◆ Your objective ◆
Select, from the data, each line where "this" occurs.

◆ Items from a dataset ◆
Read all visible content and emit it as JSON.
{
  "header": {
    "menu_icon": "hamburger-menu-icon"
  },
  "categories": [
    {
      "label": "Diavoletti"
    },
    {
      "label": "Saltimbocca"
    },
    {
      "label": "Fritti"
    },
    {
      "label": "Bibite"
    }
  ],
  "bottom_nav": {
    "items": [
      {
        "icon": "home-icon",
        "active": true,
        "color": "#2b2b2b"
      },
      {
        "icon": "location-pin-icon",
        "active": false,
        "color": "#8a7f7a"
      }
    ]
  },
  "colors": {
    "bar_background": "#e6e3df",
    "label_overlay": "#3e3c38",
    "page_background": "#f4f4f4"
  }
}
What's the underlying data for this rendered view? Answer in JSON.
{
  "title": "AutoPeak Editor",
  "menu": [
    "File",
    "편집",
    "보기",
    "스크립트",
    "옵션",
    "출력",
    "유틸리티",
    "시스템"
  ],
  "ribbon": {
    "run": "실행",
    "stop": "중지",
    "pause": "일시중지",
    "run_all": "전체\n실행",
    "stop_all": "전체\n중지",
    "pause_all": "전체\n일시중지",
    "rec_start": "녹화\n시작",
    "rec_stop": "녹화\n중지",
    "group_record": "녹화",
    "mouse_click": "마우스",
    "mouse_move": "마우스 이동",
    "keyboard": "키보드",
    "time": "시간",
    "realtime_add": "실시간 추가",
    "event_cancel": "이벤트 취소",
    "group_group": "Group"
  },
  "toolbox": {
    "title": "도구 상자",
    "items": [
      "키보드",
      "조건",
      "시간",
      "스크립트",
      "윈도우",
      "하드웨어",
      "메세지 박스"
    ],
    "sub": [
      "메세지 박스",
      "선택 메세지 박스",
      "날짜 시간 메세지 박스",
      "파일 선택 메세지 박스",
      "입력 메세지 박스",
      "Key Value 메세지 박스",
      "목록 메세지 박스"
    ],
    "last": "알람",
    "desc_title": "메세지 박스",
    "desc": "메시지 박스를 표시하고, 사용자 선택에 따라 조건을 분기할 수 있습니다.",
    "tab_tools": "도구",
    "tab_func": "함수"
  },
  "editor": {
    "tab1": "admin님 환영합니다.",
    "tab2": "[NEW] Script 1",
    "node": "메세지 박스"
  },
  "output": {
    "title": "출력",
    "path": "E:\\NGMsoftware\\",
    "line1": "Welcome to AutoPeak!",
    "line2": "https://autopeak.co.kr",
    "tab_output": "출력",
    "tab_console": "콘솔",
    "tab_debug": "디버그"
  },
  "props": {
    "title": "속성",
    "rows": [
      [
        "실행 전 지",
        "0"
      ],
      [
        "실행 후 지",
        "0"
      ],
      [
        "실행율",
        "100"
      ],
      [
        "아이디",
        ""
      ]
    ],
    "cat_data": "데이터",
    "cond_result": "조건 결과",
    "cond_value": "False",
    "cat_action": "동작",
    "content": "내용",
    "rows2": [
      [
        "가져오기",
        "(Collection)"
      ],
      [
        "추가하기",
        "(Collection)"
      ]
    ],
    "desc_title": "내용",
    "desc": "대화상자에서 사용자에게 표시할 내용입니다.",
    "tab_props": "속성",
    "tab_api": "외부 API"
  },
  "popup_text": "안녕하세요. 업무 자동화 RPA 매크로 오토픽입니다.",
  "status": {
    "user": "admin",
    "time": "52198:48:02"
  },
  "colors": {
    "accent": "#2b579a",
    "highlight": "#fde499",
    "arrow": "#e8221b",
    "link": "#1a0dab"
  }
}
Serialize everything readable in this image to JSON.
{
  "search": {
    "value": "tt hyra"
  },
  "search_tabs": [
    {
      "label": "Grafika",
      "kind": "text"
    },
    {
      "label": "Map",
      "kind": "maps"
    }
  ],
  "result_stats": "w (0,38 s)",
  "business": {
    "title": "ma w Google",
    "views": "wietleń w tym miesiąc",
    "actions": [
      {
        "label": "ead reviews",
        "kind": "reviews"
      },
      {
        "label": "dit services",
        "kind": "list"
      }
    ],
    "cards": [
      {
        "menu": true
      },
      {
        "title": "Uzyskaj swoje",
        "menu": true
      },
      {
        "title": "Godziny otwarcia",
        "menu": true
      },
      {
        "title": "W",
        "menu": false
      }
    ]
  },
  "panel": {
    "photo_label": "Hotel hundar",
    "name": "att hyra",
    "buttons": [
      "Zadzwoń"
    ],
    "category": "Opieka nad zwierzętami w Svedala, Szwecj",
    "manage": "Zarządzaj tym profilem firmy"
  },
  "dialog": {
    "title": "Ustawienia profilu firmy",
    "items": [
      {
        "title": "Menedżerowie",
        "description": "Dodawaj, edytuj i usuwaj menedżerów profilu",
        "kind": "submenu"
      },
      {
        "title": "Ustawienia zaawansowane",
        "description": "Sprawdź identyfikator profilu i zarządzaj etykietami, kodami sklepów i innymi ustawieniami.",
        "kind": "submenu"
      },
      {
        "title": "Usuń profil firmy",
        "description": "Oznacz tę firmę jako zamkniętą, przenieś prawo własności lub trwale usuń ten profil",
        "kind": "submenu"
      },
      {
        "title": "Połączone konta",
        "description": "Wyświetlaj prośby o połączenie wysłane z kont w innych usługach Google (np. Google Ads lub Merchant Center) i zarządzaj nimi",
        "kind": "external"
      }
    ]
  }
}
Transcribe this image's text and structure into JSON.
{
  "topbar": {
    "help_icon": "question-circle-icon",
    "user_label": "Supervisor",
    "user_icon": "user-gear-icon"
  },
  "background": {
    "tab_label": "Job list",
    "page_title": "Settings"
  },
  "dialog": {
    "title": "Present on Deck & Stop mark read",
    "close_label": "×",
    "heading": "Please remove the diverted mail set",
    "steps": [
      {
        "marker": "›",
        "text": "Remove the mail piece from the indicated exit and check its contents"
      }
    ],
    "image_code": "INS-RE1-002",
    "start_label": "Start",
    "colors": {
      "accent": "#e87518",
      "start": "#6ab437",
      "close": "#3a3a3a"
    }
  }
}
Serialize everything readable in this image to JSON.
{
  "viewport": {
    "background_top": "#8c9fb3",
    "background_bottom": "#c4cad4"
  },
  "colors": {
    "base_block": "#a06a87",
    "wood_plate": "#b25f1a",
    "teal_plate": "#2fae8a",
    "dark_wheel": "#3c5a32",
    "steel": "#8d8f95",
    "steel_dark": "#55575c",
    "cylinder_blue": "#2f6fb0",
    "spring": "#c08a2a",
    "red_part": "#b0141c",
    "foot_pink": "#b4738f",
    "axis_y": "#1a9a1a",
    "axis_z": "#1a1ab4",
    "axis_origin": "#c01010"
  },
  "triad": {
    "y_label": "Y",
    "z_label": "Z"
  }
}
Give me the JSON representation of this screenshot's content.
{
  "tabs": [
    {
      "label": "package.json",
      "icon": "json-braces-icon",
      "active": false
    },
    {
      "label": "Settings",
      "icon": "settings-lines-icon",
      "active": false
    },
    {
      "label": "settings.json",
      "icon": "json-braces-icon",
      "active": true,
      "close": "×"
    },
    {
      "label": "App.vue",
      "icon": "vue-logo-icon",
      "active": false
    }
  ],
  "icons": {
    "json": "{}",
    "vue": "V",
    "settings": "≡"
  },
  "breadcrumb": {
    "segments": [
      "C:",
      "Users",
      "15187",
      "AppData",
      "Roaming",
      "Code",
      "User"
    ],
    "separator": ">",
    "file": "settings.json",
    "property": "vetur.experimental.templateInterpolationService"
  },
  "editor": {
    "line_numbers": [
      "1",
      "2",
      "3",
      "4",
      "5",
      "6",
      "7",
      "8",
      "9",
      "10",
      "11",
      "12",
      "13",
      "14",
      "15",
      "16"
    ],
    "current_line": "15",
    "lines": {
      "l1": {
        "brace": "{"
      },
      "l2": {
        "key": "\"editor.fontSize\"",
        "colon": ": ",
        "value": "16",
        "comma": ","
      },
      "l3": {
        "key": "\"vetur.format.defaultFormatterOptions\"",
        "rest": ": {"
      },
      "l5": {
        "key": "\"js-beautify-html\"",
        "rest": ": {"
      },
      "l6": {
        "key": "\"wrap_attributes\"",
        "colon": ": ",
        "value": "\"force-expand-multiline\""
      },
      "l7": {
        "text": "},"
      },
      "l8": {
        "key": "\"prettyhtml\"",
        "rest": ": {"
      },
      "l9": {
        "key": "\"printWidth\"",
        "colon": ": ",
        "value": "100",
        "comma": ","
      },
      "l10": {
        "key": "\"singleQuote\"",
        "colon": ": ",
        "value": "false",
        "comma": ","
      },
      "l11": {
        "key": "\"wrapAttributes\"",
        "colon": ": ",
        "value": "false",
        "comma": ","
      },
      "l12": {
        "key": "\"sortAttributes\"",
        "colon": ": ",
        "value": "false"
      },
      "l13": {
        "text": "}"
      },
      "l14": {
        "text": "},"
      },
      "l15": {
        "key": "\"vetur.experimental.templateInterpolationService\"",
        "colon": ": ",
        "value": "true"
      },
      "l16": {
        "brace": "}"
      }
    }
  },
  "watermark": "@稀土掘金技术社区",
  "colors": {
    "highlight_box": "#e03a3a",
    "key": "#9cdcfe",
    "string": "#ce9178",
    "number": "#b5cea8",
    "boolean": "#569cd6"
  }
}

◆ Expected output ◆
What's the underlying data for this rendered view? Answer in JSON.
Serialize everything readable in this image to JSON.
Transcribe this image's text and structure into JSON.
Serialize everything readable in this image to JSON.
Give me the JSON representation of this screenshot's content.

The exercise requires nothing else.